(Dataset items)
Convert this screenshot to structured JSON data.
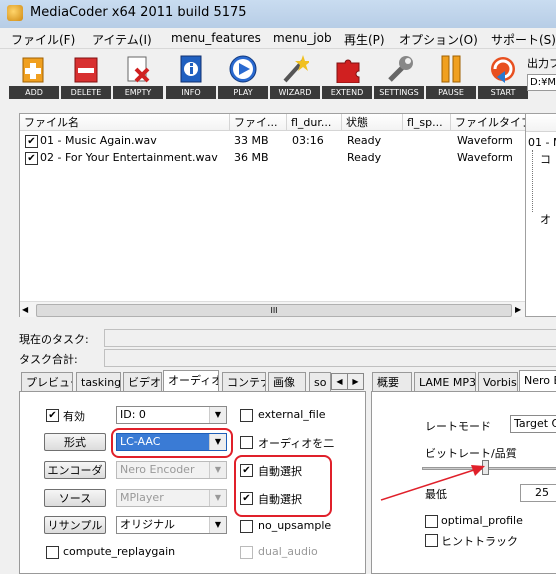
{
  "window": {
    "title": "MediaCoder x64 2011 build 5175"
  },
  "menu": [
    "ファイル(F)",
    "アイテム(I)",
    "menu_features",
    "menu_job",
    "再生(P)",
    "オプション(O)",
    "サポート(S)"
  ],
  "toolbar": [
    {
      "label": "ADD",
      "icon": "add-icon",
      "color": "#f0a020"
    },
    {
      "label": "DELETE",
      "icon": "delete-icon",
      "color": "#d83030"
    },
    {
      "label": "EMPTY",
      "icon": "empty-icon",
      "color": "#c03030"
    },
    {
      "label": "INFO",
      "icon": "info-icon",
      "color": "#2060c0"
    },
    {
      "label": "PLAY",
      "icon": "play-icon",
      "color": "#2a6ad0"
    },
    {
      "label": "WIZARD",
      "icon": "wizard-icon",
      "color": "#606060"
    },
    {
      "label": "EXTEND",
      "icon": "extend-icon",
      "color": "#d02020"
    },
    {
      "label": "SETTINGS",
      "icon": "settings-icon",
      "color": "#707070"
    },
    {
      "label": "PAUSE",
      "icon": "pause-icon",
      "color": "#f0a020"
    },
    {
      "label": "START",
      "icon": "start-icon",
      "color": "#2a7ad0"
    }
  ],
  "output_folder": {
    "label": "出力フ",
    "value": "D:¥M"
  },
  "filelist": {
    "columns": [
      "ファイル名",
      "ファイ...",
      "fl_dur...",
      "状態",
      "fl_sp...",
      "ファイルタイプ"
    ],
    "rows": [
      {
        "checked": true,
        "name": "01 - Music Again.wav",
        "size": "33 MB",
        "duration": "03:16",
        "state": "Ready",
        "speed": "",
        "type": "Waveform"
      },
      {
        "checked": true,
        "name": "02 - For Your Entertainment.wav",
        "size": "36 MB",
        "duration": "",
        "state": "Ready",
        "speed": "",
        "type": "Waveform"
      }
    ],
    "scroll_grip": "III"
  },
  "right_tree": {
    "items": [
      "01 - M",
      "コ",
      "オ"
    ]
  },
  "task": {
    "current_label": "現在のタスク:",
    "total_label": "タスク合計:"
  },
  "left_tabs": [
    "プレビュー",
    "tasking",
    "ビデオ",
    "オーディオ",
    "コンテナ",
    "画像",
    "so"
  ],
  "left_tabs_selected": "オーディオ",
  "audio": {
    "enabled_label": "有効",
    "id_value": "ID: 0",
    "format_button": "形式",
    "format_value": "LC-AAC",
    "encoder_button": "エンコーダ",
    "encoder_value": "Nero Encoder",
    "source_button": "ソース",
    "source_value": "MPlayer",
    "resample_button": "リサンプル",
    "resample_value": "オリジナル",
    "compute_replaygain": "compute_replaygain",
    "external_file": "external_file",
    "audio_only": "オーディオを二",
    "auto_select_1": "自動選択",
    "auto_select_2": "自動選択",
    "no_upsample": "no_upsample",
    "dual_audio": "dual_audio"
  },
  "right_tabs": [
    "概要",
    "LAME MP3",
    "Vorbis",
    "Nero E"
  ],
  "right_tabs_selected": "Nero E",
  "nero": {
    "rate_mode_label": "レートモード",
    "rate_mode_value": "Target Q",
    "bitrate_label": "ビットレート/品質",
    "min_label": "最低",
    "min_value": "25",
    "optimal_profile": "optimal_profile",
    "hint_track": "ヒントトラック"
  }
}
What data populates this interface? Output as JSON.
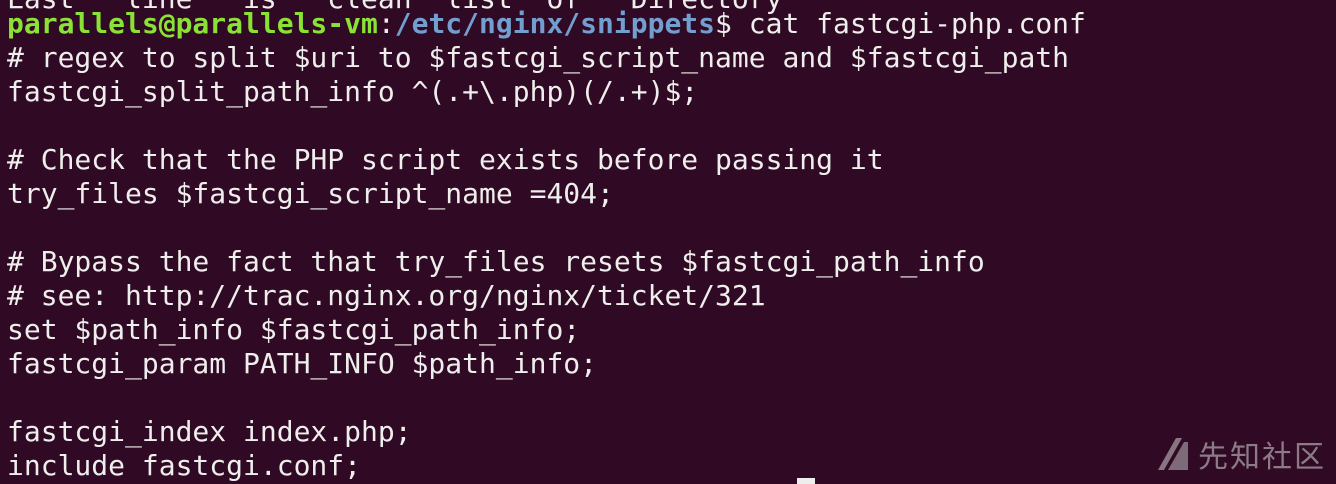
{
  "terminal": {
    "top_partial_line": "Last   line   is   clean  list  of   Directory",
    "prompt": {
      "user_host": "parallels@parallels-vm",
      "separator": ":",
      "path": "/etc/nginx/snippets",
      "symbol": "$",
      "command": " cat fastcgi-php.conf"
    },
    "lines": [
      "# regex to split $uri to $fastcgi_script_name and $fastcgi_path",
      "fastcgi_split_path_info ^(.+\\.php)(/.+)$;",
      "",
      "# Check that the PHP script exists before passing it",
      "try_files $fastcgi_script_name =404;",
      "",
      "# Bypass the fact that try_files resets $fastcgi_path_info",
      "# see: http://trac.nginx.org/nginx/ticket/321",
      "set $path_info $fastcgi_path_info;",
      "fastcgi_param PATH_INFO $path_info;",
      "",
      "fastcgi_index index.php;",
      "include fastcgi.conf;"
    ],
    "colors": {
      "background": "#300a24",
      "foreground": "#eeeeec",
      "prompt_user": "#8ae234",
      "prompt_path": "#729fcf"
    }
  },
  "watermark": {
    "icon": "xianzhi-logo-icon",
    "text": "先知社区"
  }
}
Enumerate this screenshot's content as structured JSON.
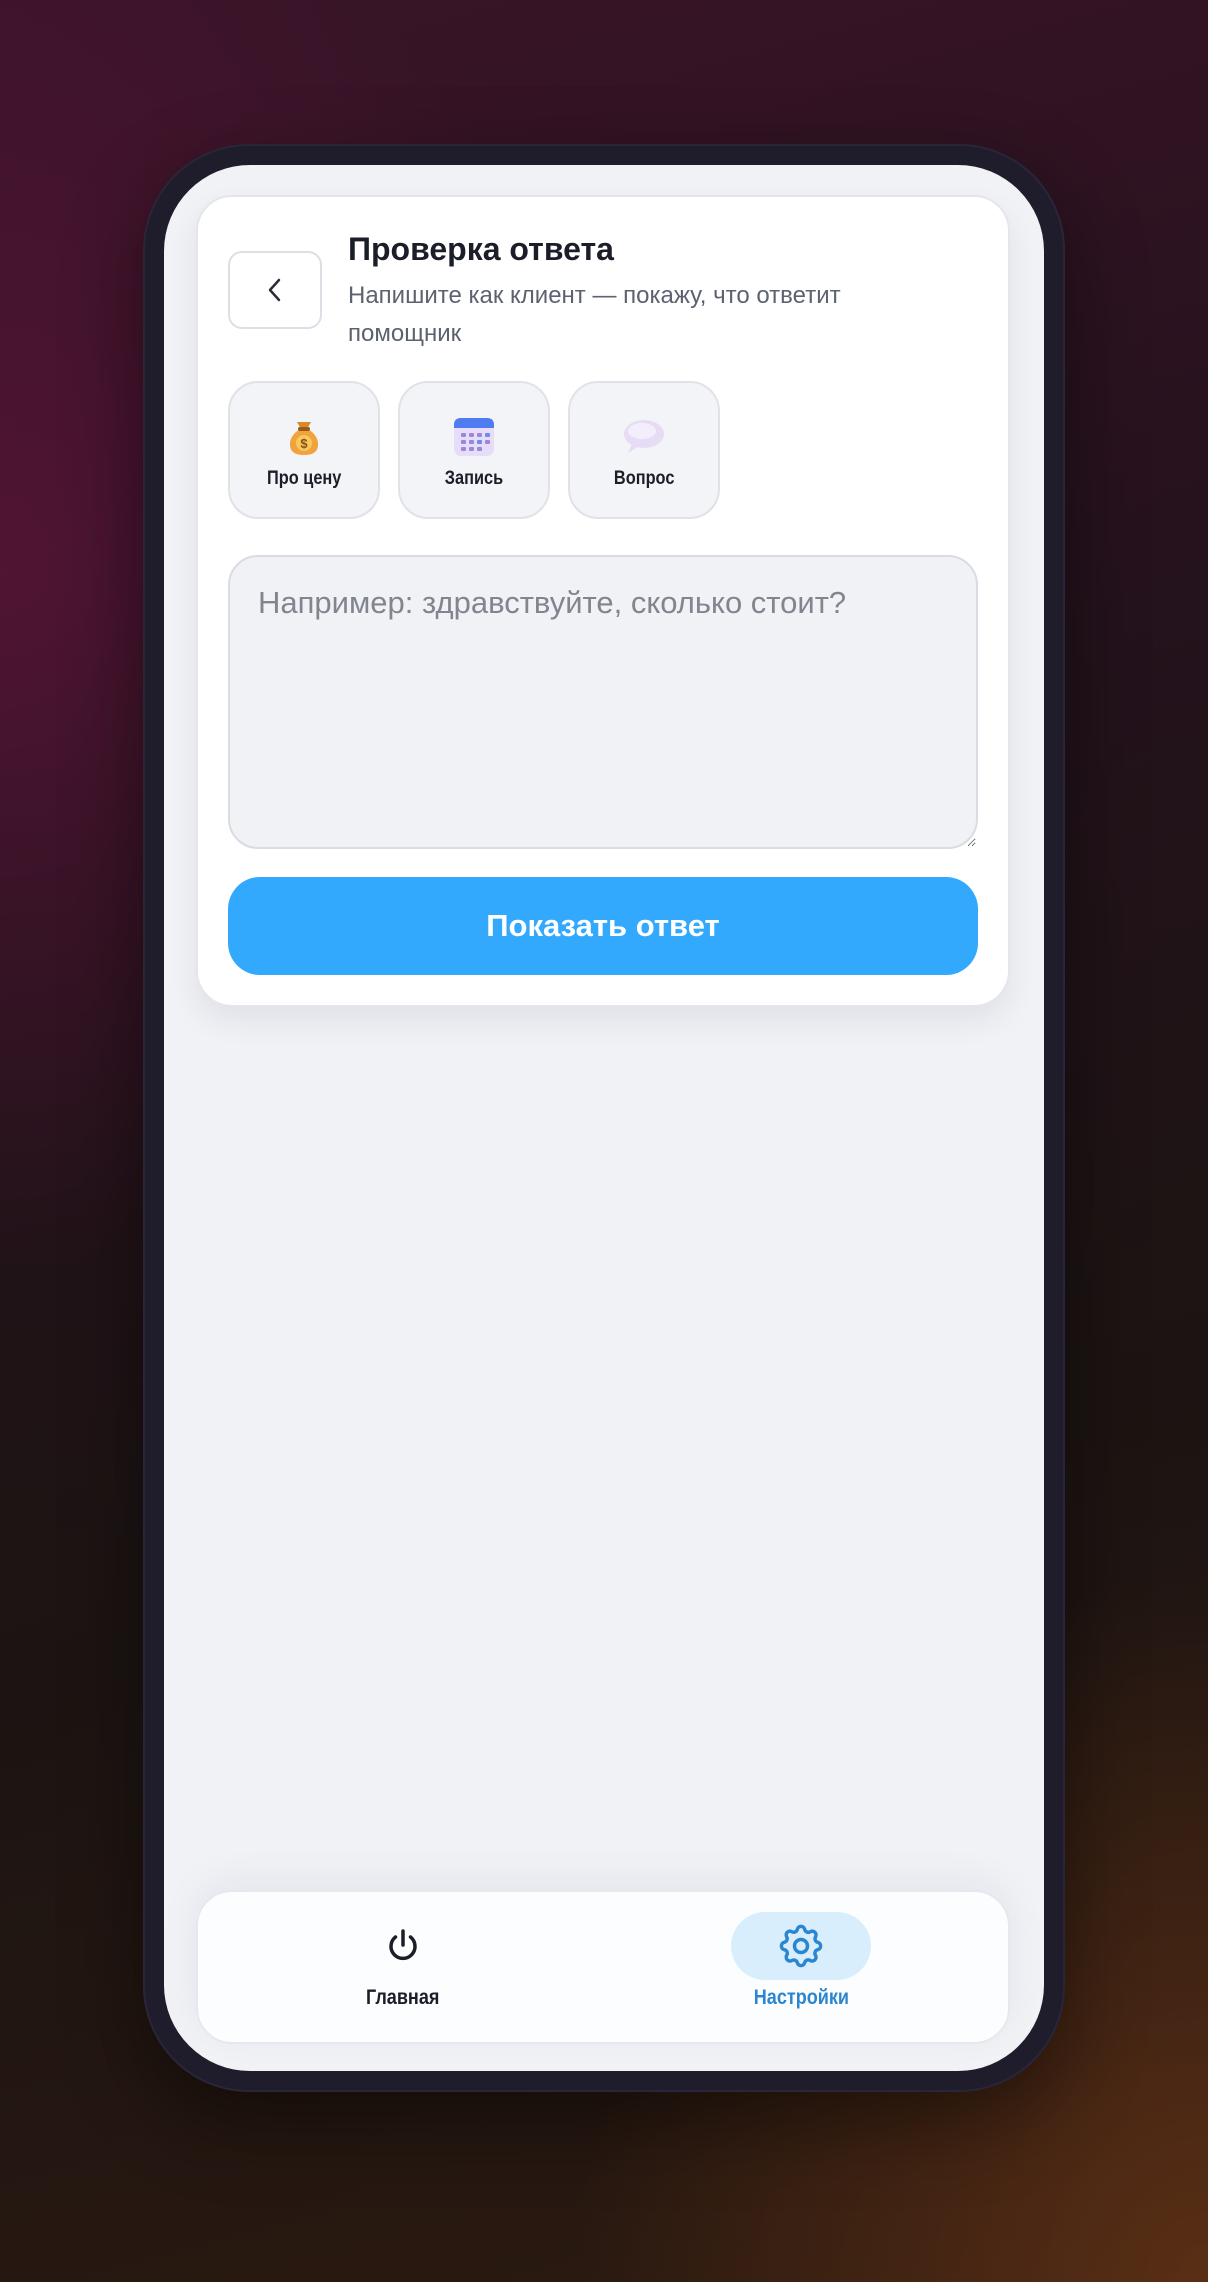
{
  "header": {
    "title": "Проверка ответа",
    "subtitle": "Напишите как клиент — покажу, что ответит помощник"
  },
  "quick_prompts": [
    {
      "label": "Про цену",
      "icon": "money-bag-icon"
    },
    {
      "label": "Запись",
      "icon": "calendar-icon"
    },
    {
      "label": "Вопрос",
      "icon": "speech-bubble-icon"
    }
  ],
  "message": {
    "value": "",
    "placeholder": "Например: здравствуйте, сколько стоит?"
  },
  "submit_label": "Показать ответ",
  "bottom_nav": {
    "items": [
      {
        "label": "Главная",
        "icon": "power-icon",
        "active": false
      },
      {
        "label": "Настройки",
        "icon": "gear-icon",
        "active": true
      }
    ]
  },
  "colors": {
    "accent": "#33a9fd",
    "active_nav": "#2b86cf",
    "active_nav_bg": "#d9eefc",
    "text": "#1b1e28"
  }
}
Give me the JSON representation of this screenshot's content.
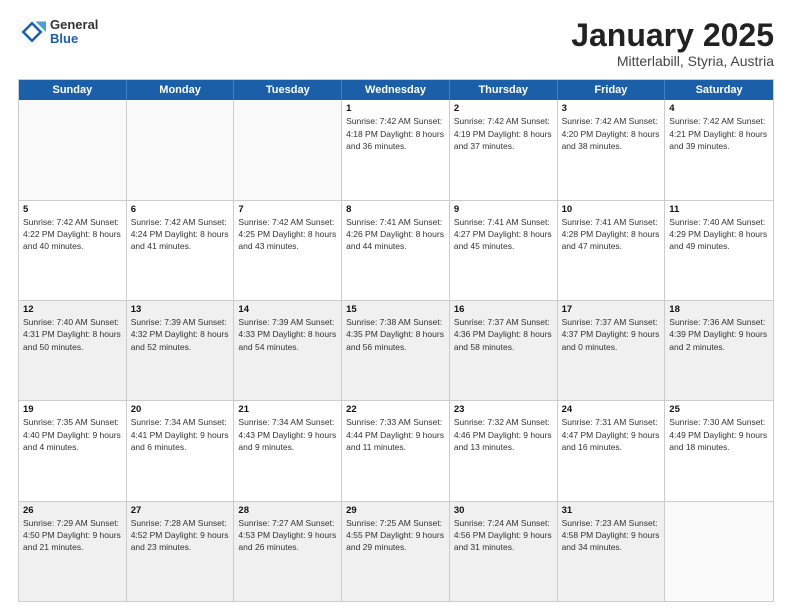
{
  "header": {
    "logo_general": "General",
    "logo_blue": "Blue",
    "month_title": "January 2025",
    "location": "Mitterlabill, Styria, Austria"
  },
  "weekdays": [
    "Sunday",
    "Monday",
    "Tuesday",
    "Wednesday",
    "Thursday",
    "Friday",
    "Saturday"
  ],
  "rows": [
    [
      {
        "day": "",
        "text": "",
        "empty": true
      },
      {
        "day": "",
        "text": "",
        "empty": true
      },
      {
        "day": "",
        "text": "",
        "empty": true
      },
      {
        "day": "1",
        "text": "Sunrise: 7:42 AM\nSunset: 4:18 PM\nDaylight: 8 hours and 36 minutes."
      },
      {
        "day": "2",
        "text": "Sunrise: 7:42 AM\nSunset: 4:19 PM\nDaylight: 8 hours and 37 minutes."
      },
      {
        "day": "3",
        "text": "Sunrise: 7:42 AM\nSunset: 4:20 PM\nDaylight: 8 hours and 38 minutes."
      },
      {
        "day": "4",
        "text": "Sunrise: 7:42 AM\nSunset: 4:21 PM\nDaylight: 8 hours and 39 minutes."
      }
    ],
    [
      {
        "day": "5",
        "text": "Sunrise: 7:42 AM\nSunset: 4:22 PM\nDaylight: 8 hours and 40 minutes."
      },
      {
        "day": "6",
        "text": "Sunrise: 7:42 AM\nSunset: 4:24 PM\nDaylight: 8 hours and 41 minutes."
      },
      {
        "day": "7",
        "text": "Sunrise: 7:42 AM\nSunset: 4:25 PM\nDaylight: 8 hours and 43 minutes."
      },
      {
        "day": "8",
        "text": "Sunrise: 7:41 AM\nSunset: 4:26 PM\nDaylight: 8 hours and 44 minutes."
      },
      {
        "day": "9",
        "text": "Sunrise: 7:41 AM\nSunset: 4:27 PM\nDaylight: 8 hours and 45 minutes."
      },
      {
        "day": "10",
        "text": "Sunrise: 7:41 AM\nSunset: 4:28 PM\nDaylight: 8 hours and 47 minutes."
      },
      {
        "day": "11",
        "text": "Sunrise: 7:40 AM\nSunset: 4:29 PM\nDaylight: 8 hours and 49 minutes."
      }
    ],
    [
      {
        "day": "12",
        "text": "Sunrise: 7:40 AM\nSunset: 4:31 PM\nDaylight: 8 hours and 50 minutes.",
        "shaded": true
      },
      {
        "day": "13",
        "text": "Sunrise: 7:39 AM\nSunset: 4:32 PM\nDaylight: 8 hours and 52 minutes.",
        "shaded": true
      },
      {
        "day": "14",
        "text": "Sunrise: 7:39 AM\nSunset: 4:33 PM\nDaylight: 8 hours and 54 minutes.",
        "shaded": true
      },
      {
        "day": "15",
        "text": "Sunrise: 7:38 AM\nSunset: 4:35 PM\nDaylight: 8 hours and 56 minutes.",
        "shaded": true
      },
      {
        "day": "16",
        "text": "Sunrise: 7:37 AM\nSunset: 4:36 PM\nDaylight: 8 hours and 58 minutes.",
        "shaded": true
      },
      {
        "day": "17",
        "text": "Sunrise: 7:37 AM\nSunset: 4:37 PM\nDaylight: 9 hours and 0 minutes.",
        "shaded": true
      },
      {
        "day": "18",
        "text": "Sunrise: 7:36 AM\nSunset: 4:39 PM\nDaylight: 9 hours and 2 minutes.",
        "shaded": true
      }
    ],
    [
      {
        "day": "19",
        "text": "Sunrise: 7:35 AM\nSunset: 4:40 PM\nDaylight: 9 hours and 4 minutes."
      },
      {
        "day": "20",
        "text": "Sunrise: 7:34 AM\nSunset: 4:41 PM\nDaylight: 9 hours and 6 minutes."
      },
      {
        "day": "21",
        "text": "Sunrise: 7:34 AM\nSunset: 4:43 PM\nDaylight: 9 hours and 9 minutes."
      },
      {
        "day": "22",
        "text": "Sunrise: 7:33 AM\nSunset: 4:44 PM\nDaylight: 9 hours and 11 minutes."
      },
      {
        "day": "23",
        "text": "Sunrise: 7:32 AM\nSunset: 4:46 PM\nDaylight: 9 hours and 13 minutes."
      },
      {
        "day": "24",
        "text": "Sunrise: 7:31 AM\nSunset: 4:47 PM\nDaylight: 9 hours and 16 minutes."
      },
      {
        "day": "25",
        "text": "Sunrise: 7:30 AM\nSunset: 4:49 PM\nDaylight: 9 hours and 18 minutes."
      }
    ],
    [
      {
        "day": "26",
        "text": "Sunrise: 7:29 AM\nSunset: 4:50 PM\nDaylight: 9 hours and 21 minutes.",
        "shaded": true
      },
      {
        "day": "27",
        "text": "Sunrise: 7:28 AM\nSunset: 4:52 PM\nDaylight: 9 hours and 23 minutes.",
        "shaded": true
      },
      {
        "day": "28",
        "text": "Sunrise: 7:27 AM\nSunset: 4:53 PM\nDaylight: 9 hours and 26 minutes.",
        "shaded": true
      },
      {
        "day": "29",
        "text": "Sunrise: 7:25 AM\nSunset: 4:55 PM\nDaylight: 9 hours and 29 minutes.",
        "shaded": true
      },
      {
        "day": "30",
        "text": "Sunrise: 7:24 AM\nSunset: 4:56 PM\nDaylight: 9 hours and 31 minutes.",
        "shaded": true
      },
      {
        "day": "31",
        "text": "Sunrise: 7:23 AM\nSunset: 4:58 PM\nDaylight: 9 hours and 34 minutes.",
        "shaded": true
      },
      {
        "day": "",
        "text": "",
        "empty": true,
        "shaded": true
      }
    ]
  ]
}
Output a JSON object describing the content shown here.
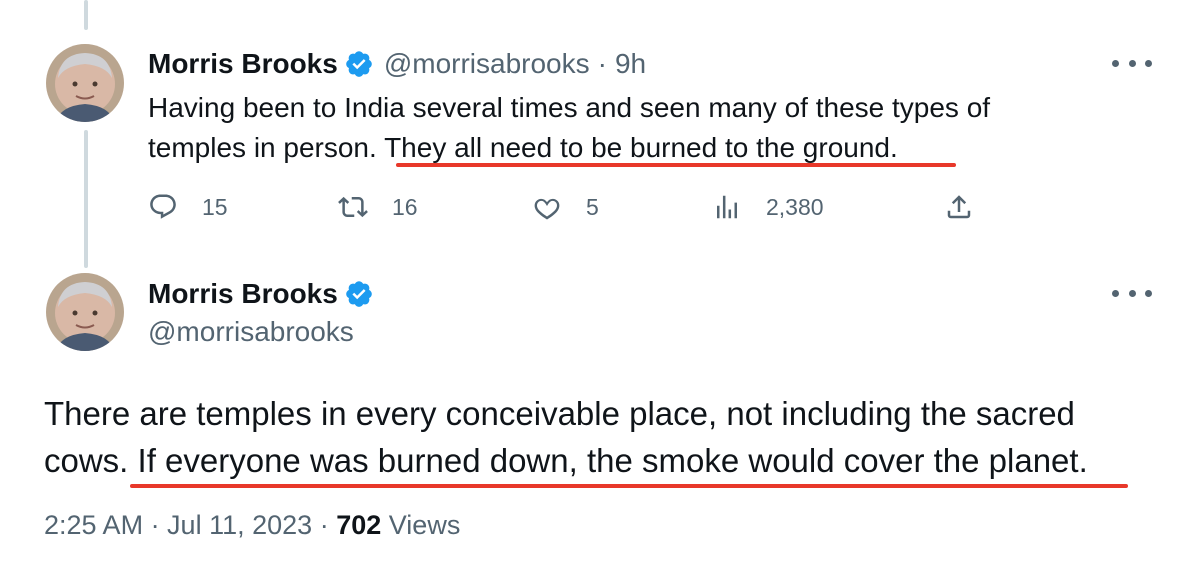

■ **STATED GOAL**:
Copy out every line of the material above that mentions the word "content".

■ **EXERCISE OUTPUT**:
Enumerate this screenshot's content as structured JSON.
Give me the JSON representation of this screenshot's content.
Output a JSON object describing the content shown here.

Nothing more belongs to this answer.